[Dataset items]
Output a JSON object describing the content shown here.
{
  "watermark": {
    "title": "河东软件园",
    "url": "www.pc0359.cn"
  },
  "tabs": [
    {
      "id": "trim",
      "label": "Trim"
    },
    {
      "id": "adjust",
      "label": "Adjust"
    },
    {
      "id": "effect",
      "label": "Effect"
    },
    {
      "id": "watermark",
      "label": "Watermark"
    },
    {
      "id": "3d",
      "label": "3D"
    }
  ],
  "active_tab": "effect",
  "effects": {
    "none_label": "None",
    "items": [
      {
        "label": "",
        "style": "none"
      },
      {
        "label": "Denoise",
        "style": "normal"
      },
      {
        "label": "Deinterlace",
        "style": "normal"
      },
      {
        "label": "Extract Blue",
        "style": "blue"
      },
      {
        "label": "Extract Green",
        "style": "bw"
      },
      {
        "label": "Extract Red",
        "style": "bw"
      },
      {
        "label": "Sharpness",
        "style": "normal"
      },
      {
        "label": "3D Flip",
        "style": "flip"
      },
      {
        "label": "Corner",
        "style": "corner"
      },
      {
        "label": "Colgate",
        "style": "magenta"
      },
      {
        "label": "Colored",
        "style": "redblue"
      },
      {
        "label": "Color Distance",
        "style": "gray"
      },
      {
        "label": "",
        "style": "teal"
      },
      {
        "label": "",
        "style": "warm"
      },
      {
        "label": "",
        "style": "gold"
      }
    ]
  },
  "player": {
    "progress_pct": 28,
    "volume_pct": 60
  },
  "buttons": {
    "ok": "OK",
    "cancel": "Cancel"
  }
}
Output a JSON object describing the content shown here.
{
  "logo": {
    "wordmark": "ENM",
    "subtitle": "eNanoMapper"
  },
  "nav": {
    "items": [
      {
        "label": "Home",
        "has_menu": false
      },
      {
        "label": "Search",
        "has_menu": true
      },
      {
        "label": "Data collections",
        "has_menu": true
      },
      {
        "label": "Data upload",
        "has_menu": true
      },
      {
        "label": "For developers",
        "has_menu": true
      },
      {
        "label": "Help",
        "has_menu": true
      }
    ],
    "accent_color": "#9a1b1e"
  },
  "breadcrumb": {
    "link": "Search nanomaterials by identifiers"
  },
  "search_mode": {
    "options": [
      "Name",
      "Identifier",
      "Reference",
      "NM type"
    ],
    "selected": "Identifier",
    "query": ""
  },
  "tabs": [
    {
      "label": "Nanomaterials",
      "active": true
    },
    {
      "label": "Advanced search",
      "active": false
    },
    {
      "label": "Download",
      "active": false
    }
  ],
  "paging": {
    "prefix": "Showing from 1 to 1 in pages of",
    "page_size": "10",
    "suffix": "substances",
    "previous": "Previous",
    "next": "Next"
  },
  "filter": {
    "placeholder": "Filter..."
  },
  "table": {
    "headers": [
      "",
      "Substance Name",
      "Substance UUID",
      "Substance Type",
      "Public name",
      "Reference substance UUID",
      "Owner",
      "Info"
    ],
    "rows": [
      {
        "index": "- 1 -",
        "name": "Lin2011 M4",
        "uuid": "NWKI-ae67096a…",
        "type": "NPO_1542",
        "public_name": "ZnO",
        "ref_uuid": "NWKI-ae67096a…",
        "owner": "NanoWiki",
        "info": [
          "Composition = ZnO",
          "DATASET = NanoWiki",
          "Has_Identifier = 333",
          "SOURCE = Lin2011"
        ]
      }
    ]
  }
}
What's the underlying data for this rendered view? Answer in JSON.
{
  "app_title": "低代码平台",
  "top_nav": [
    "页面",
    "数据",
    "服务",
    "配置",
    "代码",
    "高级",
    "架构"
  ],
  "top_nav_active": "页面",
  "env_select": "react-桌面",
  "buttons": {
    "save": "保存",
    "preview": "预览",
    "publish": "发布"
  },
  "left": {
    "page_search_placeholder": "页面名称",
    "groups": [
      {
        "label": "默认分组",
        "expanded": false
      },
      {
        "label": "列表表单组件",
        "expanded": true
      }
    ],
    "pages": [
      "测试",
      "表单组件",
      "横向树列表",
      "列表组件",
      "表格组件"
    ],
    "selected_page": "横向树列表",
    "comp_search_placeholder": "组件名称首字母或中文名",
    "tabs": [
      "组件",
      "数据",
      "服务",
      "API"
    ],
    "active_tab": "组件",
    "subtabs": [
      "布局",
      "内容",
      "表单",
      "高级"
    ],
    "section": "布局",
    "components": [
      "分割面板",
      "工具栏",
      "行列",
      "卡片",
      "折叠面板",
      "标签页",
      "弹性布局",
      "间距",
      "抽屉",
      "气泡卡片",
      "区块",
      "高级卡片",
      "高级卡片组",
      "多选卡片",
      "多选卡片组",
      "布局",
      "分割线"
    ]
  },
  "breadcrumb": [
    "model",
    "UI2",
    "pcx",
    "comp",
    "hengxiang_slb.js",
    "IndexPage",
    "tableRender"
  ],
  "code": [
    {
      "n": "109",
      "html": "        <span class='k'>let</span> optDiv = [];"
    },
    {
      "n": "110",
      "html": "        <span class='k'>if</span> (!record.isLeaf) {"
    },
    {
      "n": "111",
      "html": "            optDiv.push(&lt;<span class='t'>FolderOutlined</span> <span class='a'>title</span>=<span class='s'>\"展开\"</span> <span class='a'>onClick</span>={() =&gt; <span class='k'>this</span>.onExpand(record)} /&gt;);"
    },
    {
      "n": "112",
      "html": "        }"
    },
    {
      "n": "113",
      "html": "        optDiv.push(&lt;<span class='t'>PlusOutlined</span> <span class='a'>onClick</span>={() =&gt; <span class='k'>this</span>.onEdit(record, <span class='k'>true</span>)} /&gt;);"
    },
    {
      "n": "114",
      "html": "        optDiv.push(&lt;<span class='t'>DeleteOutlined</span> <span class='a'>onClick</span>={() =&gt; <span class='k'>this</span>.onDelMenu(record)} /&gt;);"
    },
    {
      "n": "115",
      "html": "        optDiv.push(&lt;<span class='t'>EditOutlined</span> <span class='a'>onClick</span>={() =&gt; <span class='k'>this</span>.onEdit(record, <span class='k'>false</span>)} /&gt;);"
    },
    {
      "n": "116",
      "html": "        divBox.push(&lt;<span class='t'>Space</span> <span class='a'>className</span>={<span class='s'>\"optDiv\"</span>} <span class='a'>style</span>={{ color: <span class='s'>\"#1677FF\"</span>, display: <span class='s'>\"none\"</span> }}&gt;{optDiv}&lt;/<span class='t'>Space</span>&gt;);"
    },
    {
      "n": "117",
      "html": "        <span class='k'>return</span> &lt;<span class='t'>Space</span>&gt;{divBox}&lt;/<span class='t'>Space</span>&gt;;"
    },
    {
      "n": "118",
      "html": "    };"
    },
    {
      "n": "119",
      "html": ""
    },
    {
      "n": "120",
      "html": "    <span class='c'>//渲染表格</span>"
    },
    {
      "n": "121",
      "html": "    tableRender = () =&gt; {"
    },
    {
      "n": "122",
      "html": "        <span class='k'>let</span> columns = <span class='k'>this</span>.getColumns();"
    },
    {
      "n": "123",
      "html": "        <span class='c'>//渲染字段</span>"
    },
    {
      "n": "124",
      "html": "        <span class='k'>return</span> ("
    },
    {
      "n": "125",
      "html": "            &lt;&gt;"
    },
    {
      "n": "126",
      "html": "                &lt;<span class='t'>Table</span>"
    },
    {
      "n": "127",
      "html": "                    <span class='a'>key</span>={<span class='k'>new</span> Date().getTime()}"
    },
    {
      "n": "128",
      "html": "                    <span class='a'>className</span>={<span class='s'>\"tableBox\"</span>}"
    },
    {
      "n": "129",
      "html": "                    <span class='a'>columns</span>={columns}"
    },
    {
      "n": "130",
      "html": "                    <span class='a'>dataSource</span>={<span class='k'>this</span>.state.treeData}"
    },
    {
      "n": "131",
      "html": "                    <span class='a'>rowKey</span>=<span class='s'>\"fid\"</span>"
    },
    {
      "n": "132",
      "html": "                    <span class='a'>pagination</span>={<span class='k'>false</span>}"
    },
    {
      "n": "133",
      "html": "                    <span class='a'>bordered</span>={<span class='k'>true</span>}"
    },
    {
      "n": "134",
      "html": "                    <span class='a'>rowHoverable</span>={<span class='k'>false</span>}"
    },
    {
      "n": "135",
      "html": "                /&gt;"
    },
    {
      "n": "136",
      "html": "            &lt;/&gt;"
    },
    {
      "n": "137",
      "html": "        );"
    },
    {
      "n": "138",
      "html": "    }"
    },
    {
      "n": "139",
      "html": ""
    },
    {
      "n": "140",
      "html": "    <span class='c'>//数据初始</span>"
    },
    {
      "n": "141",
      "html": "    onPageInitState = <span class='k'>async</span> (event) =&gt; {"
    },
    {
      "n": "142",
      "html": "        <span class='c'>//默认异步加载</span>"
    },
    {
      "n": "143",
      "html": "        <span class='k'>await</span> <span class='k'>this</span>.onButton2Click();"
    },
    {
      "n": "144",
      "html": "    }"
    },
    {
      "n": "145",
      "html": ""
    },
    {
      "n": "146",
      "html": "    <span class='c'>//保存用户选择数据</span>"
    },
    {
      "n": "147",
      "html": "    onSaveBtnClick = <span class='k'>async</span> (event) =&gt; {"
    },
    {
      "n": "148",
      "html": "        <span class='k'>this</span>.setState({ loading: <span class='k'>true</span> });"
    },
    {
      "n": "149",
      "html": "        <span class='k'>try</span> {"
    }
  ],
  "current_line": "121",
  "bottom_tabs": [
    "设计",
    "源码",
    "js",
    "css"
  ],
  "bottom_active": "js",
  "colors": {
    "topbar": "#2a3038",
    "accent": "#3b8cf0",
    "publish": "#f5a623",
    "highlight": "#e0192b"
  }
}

> [TO DO]
Pull out all lines containing the word "NWKI" from the entries above.

> [RESPONSE FOR THIS EXERCISE]
        "uuid": "NWKI-ae67096a…",
        "ref_uuid": "NWKI-ae67096a…",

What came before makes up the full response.